▸ **WORK TO DO**:
Copy all of the material exactly. Pictures are not to appear in the copy.

▸ **RECORD EXCERPTS**:
------------

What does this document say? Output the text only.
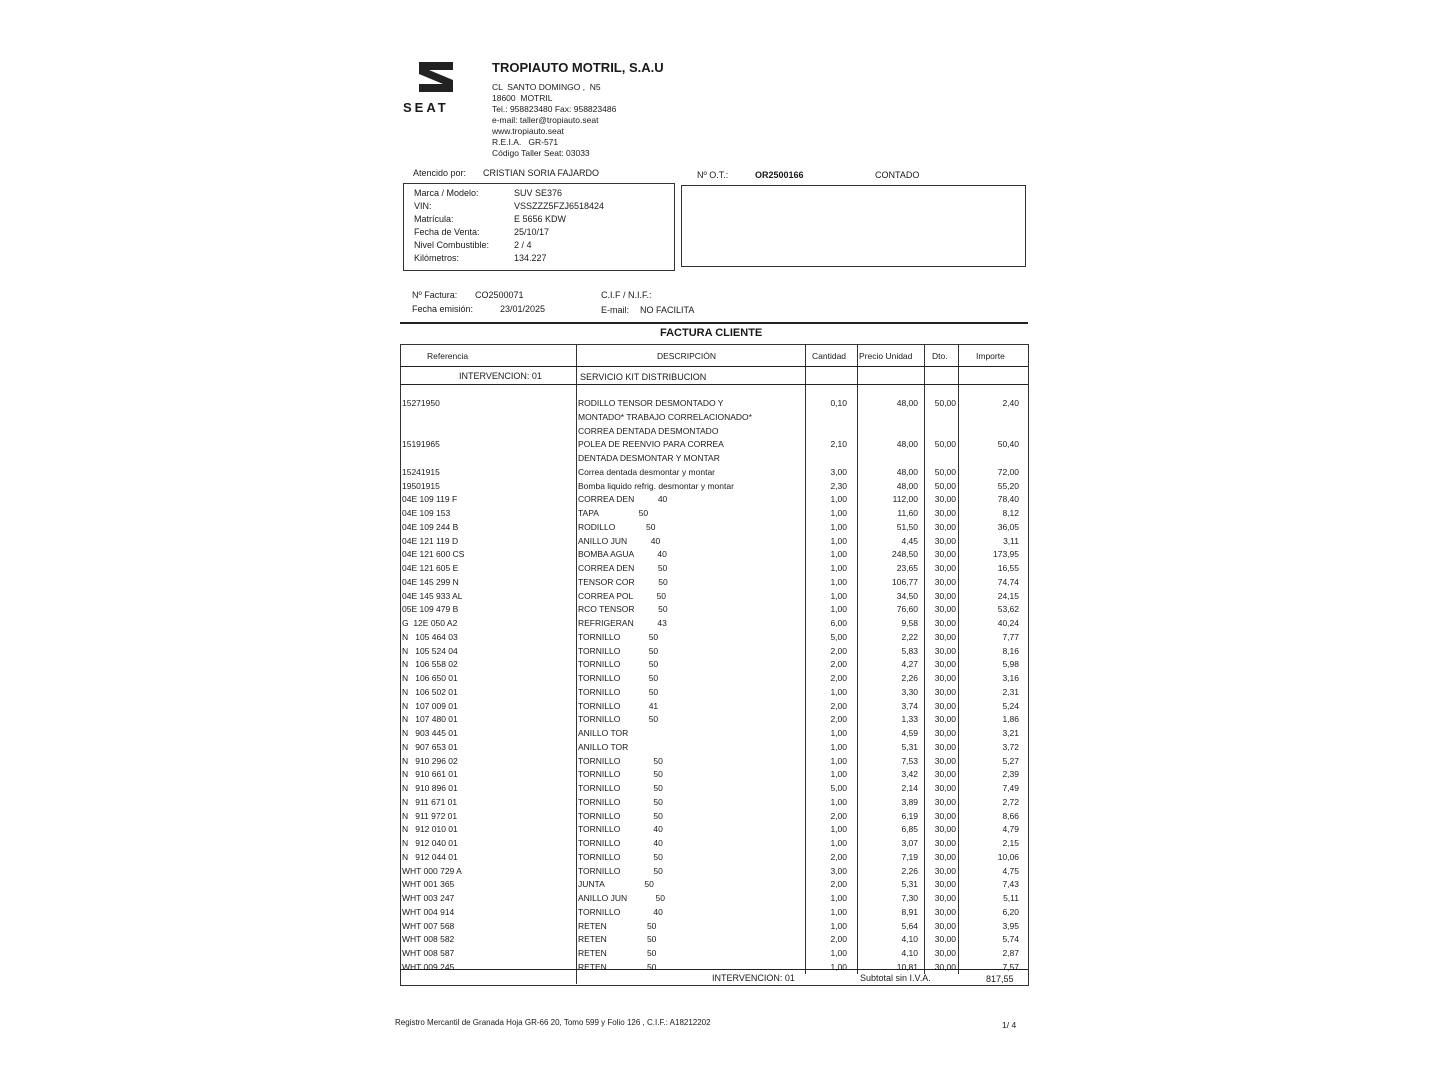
SEAT
TROPIAUTO MOTRIL, S.A.U
CL  SANTO DOMINGO ,  N5
18600  MOTRIL
Tel.: 958823480 Fax: 958823486
e-mail: taller@tropiauto.seat
www.tropiauto.seat
R.E.I.A.   GR-571
Código Taller Seat: 03033
Atencido por: CRISTIAN SORIA FAJARDO	Nº O.T.:	OR2500166	CONTADO
Marca / Modelo:	SUV SE376
VIN:	VSSZZZ5FZJ6518424
Matrícula:	E 5656 KDW
Fecha de Venta:	25/10/17
Nivel Combustible:	2 / 4
Kilómetros:	134.227
Nº Factura: CO2500071
Fecha emisión:	23/01/2025
C.I.F / N.I.F.:
E-mail: NO FACILITA
FACTURA CLIENTE
Referencia	DESCRIPCIÓN	Cantidad Precio Unidad Dto.	Importe
INTERVENCION: 01	SERVICIO KIT DISTRIBUCION
15271950	RODILLO TENSOR DESMONTADO Y	0,10	48,00 50,00	2,40
MONTADO* TRABAJO CORRELACIONADO*
CORREA DENTADA DESMONTADO
15191965	POLEA DE REENVIO PARA CORREA	2,10	48,00 50,00	50,40
DENTADA DESMONTAR Y MONTAR
15241915	Correa dentada desmontar y montar	3,00	48,00 50,00	72,00
19501915	Bomba liquido refrig. desmontar y montar	2,30	48,00 50,00	55,20
04E 109 119 F	CORREA DEN          40	1,00	112,00 30,00	78,40
04E 109 153	TAPA                 50	1,00	11,60 30,00	8,12
04E 109 244 B	RODILLO             50	1,00	51,50 30,00	36,05
04E 121 119 D	ANILLO JUN          40	1,00	4,45 30,00	3,11
04E 121 600 CS	BOMBA AGUA          40	1,00	248,50 30,00	173,95
04E 121 605 E	CORREA DEN          50	1,00	23,65 30,00	16,55
04E 145 299 N	TENSOR COR          50	1,00	106,77 30,00	74,74
04E 145 933 AL	CORREA POL          50	1,00	34,50 30,00	24,15
05E 109 479 B	RCO TENSOR          50	1,00	76,60 30,00	53,62
G  12E 050 A2	REFRIGERAN          43	6,00	9,58 30,00	40,24
N   105 464 03	TORNILLO            50	5,00	2,22 30,00	7,77
N   105 524 04	TORNILLO            50	2,00	5,83 30,00	8,16
N   106 558 02	TORNILLO            50	2,00	4,27 30,00	5,98
N   106 650 01	TORNILLO            50	2,00	2,26 30,00	3,16
N   106 502 01	TORNILLO            50	1,00	3,30 30,00	2,31
N   107 009 01	TORNILLO            41	2,00	3,74 30,00	5,24
N   107 480 01	TORNILLO            50	2,00	1,33 30,00	1,86
N   903 445 01	ANILLO TOR	1,00	4,59 30,00	3,21
N   907 653 01	ANILLO TOR	1,00	5,31 30,00	3,72
N   910 296 02	TORNILLO              50	1,00	7,53 30,00	5,27
N   910 661 01	TORNILLO              50	1,00	3,42 30,00	2,39
N   910 896 01	TORNILLO              50	5,00	2,14 30,00	7,49
N   911 671 01	TORNILLO              50	1,00	3,89 30,00	2,72
N   911 972 01	TORNILLO              50	2,00	6,19 30,00	8,66
N   912 010 01	TORNILLO              40	1,00	6,85 30,00	4,79
N   912 040 01	TORNILLO              40	1,00	3,07 30,00	2,15
N   912 044 01	TORNILLO              50	2,00	7,19 30,00	10,06
WHT 000 729 A	TORNILLO              50	3,00	2,26 30,00	4,75
WHT 001 365	JUNTA                 50	2,00	5,31 30,00	7,43
WHT 003 247	ANILLO JUN            50	1,00	7,30 30,00	5,11
WHT 004 914	TORNILLO              40	1,00	8,91 30,00	6,20
WHT 007 568	RETEN                 50	1,00	5,64 30,00	3,95
WHT 008 582	RETEN                 50	2,00	4,10 30,00	5,74
WHT 008 587	RETEN                 50	1,00	4,10 30,00	2,87
WHT 009 245	RETEN                 50	1,00	10,81 30,00	7,57
INTERVENCION: 01	Subtotal sin I.V.A.	817,55
Registro Mercantil de Granada Hoja GR-66 20, Tomo 599 y Folio 126 , C.I.F.: A18212202	1/ 4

------------

▸ **WRITTEN RESPONSE**:
What does this document say? Output the text only.
SEAT
TROPIAUTO MOTRIL, S.A.U
CL  SANTO DOMINGO ,  N5
18600  MOTRIL
Tel.: 958823480 Fax: 958823486
e-mail: taller@tropiauto.seat
www.tropiauto.seat
R.E.I.A.   GR-571
Código Taller Seat: 03033
Atencido por: CRISTIAN SORIA FAJARDO	Nº O.T.:	OR2500166	CONTADO
Marca / Modelo:	SUV SE376
VIN:	VSSZZZ5FZJ6518424
Matrícula:	E 5656 KDW
Fecha de Venta:	25/10/17
Nivel Combustible:	2 / 4
Kilómetros:	134.227
Nº Factura: CO2500071
Fecha emisión:	23/01/2025
C.I.F / N.I.F.:
E-mail: NO FACILITA
FACTURA CLIENTE
Referencia	DESCRIPCIÓN	Cantidad Precio Unidad Dto.	Importe
INTERVENCION: 01	SERVICIO KIT DISTRIBUCION
15271950	RODILLO TENSOR DESMONTADO Y	0,10	48,00 50,00	2,40
MONTADO* TRABAJO CORRELACIONADO*
CORREA DENTADA DESMONTADO
15191965	POLEA DE REENVIO PARA CORREA	2,10	48,00 50,00	50,40
DENTADA DESMONTAR Y MONTAR
15241915	Correa dentada desmontar y montar	3,00	48,00 50,00	72,00
19501915	Bomba liquido refrig. desmontar y montar	2,30	48,00 50,00	55,20
04E 109 119 F	CORREA DEN          40	1,00	112,00 30,00	78,40
04E 109 153	TAPA                 50	1,00	11,60 30,00	8,12
04E 109 244 B	RODILLO             50	1,00	51,50 30,00	36,05
04E 121 119 D	ANILLO JUN          40	1,00	4,45 30,00	3,11
04E 121 600 CS	BOMBA AGUA          40	1,00	248,50 30,00	173,95
04E 121 605 E	CORREA DEN          50	1,00	23,65 30,00	16,55
04E 145 299 N	TENSOR COR          50	1,00	106,77 30,00	74,74
04E 145 933 AL	CORREA POL          50	1,00	34,50 30,00	24,15
05E 109 479 B	RCO TENSOR          50	1,00	76,60 30,00	53,62
G  12E 050 A2	REFRIGERAN          43	6,00	9,58 30,00	40,24
N   105 464 03	TORNILLO            50	5,00	2,22 30,00	7,77
N   105 524 04	TORNILLO            50	2,00	5,83 30,00	8,16
N   106 558 02	TORNILLO            50	2,00	4,27 30,00	5,98
N   106 650 01	TORNILLO            50	2,00	2,26 30,00	3,16
N   106 502 01	TORNILLO            50	1,00	3,30 30,00	2,31
N   107 009 01	TORNILLO            41	2,00	3,74 30,00	5,24
N   107 480 01	TORNILLO            50	2,00	1,33 30,00	1,86
N   903 445 01	ANILLO TOR	1,00	4,59 30,00	3,21
N   907 653 01	ANILLO TOR	1,00	5,31 30,00	3,72
N   910 296 02	TORNILLO              50	1,00	7,53 30,00	5,27
N   910 661 01	TORNILLO              50	1,00	3,42 30,00	2,39
N   910 896 01	TORNILLO              50	5,00	2,14 30,00	7,49
N   911 671 01	TORNILLO              50	1,00	3,89 30,00	2,72
N   911 972 01	TORNILLO              50	2,00	6,19 30,00	8,66
N   912 010 01	TORNILLO              40	1,00	6,85 30,00	4,79
N   912 040 01	TORNILLO              40	1,00	3,07 30,00	2,15
N   912 044 01	TORNILLO              50	2,00	7,19 30,00	10,06
WHT 000 729 A	TORNILLO              50	3,00	2,26 30,00	4,75
WHT 001 365	JUNTA                 50	2,00	5,31 30,00	7,43
WHT 003 247	ANILLO JUN            50	1,00	7,30 30,00	5,11
WHT 004 914	TORNILLO              40	1,00	8,91 30,00	6,20
WHT 007 568	RETEN                 50	1,00	5,64 30,00	3,95
WHT 008 582	RETEN                 50	2,00	4,10 30,00	5,74
WHT 008 587	RETEN                 50	1,00	4,10 30,00	2,87
WHT 009 245	RETEN                 50	1,00	10,81 30,00	7,57
INTERVENCION: 01	Subtotal sin I.V.A.	817,55
Registro Mercantil de Granada Hoja GR-66 20, Tomo 599 y Folio 126 , C.I.F.: A18212202	1/ 4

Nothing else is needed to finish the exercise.